Instruction: Pick out each line of the records in which the word "Hiếu" appears.

==============================

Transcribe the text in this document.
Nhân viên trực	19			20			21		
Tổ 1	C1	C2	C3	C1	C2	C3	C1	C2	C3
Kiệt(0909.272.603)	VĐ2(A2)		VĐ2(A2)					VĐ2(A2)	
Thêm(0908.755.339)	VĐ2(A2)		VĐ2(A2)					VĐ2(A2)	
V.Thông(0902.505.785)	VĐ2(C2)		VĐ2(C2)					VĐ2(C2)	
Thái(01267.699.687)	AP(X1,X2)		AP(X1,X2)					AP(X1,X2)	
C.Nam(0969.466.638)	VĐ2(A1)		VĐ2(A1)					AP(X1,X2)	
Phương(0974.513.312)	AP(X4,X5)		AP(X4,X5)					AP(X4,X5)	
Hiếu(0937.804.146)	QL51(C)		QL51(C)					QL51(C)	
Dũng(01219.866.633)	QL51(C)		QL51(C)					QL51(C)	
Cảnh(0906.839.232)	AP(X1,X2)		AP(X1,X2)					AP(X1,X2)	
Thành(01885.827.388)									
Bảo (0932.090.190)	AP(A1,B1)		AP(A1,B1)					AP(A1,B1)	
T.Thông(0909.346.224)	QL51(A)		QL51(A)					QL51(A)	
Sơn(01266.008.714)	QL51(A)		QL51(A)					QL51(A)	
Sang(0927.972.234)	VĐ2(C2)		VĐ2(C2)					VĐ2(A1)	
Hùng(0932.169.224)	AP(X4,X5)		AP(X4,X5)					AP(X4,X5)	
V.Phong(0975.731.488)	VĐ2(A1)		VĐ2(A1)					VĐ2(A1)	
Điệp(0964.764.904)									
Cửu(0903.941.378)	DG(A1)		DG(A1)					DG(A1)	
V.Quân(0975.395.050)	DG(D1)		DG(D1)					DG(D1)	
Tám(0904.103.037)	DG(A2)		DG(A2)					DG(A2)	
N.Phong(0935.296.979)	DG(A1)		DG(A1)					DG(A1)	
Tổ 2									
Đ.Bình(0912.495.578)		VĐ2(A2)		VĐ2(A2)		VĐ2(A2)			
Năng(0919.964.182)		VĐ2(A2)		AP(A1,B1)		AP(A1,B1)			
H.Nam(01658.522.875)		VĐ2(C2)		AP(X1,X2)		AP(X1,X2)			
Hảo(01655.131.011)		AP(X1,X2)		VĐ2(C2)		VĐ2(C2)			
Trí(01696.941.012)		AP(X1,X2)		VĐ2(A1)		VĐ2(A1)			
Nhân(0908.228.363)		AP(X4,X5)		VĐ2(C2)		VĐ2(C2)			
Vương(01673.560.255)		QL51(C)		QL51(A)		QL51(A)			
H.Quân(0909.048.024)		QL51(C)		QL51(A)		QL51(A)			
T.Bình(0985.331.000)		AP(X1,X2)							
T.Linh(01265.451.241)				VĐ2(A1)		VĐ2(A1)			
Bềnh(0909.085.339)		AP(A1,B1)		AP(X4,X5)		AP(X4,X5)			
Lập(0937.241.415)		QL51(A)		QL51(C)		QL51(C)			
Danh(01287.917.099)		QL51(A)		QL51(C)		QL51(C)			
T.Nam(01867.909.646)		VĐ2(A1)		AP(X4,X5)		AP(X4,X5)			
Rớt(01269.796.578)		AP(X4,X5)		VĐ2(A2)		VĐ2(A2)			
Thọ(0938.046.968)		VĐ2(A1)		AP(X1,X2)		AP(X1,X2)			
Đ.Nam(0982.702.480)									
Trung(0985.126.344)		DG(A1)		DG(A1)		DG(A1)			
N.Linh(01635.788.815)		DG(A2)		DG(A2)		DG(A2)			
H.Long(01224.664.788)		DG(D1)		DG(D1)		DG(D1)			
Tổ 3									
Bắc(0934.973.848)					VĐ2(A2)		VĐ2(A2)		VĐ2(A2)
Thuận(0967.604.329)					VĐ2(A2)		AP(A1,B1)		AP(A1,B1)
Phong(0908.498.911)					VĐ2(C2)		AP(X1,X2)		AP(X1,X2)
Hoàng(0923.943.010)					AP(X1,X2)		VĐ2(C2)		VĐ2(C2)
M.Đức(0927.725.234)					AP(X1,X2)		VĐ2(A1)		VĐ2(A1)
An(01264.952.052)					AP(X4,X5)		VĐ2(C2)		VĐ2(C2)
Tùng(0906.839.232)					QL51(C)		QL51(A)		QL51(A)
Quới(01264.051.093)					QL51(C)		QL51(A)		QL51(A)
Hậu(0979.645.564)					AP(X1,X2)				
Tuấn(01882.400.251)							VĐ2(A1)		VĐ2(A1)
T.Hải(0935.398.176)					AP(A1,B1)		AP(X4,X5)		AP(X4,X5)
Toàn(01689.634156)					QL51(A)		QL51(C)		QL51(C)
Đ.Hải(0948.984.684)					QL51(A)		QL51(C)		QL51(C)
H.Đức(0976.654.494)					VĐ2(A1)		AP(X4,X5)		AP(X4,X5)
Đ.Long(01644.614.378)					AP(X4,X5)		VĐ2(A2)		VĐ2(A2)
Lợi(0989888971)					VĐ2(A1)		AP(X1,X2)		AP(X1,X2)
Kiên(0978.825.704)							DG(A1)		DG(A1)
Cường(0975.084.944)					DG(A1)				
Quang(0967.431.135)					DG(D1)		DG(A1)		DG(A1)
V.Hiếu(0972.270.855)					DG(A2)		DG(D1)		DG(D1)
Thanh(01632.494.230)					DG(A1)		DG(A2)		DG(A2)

==============================

Output for this exercise:
Hiếu(0937.804.146)	QL51(C)		QL51(C)					QL51(C)	
V.Hiếu(0972.270.855)					DG(A2)		DG(D1)		DG(D1)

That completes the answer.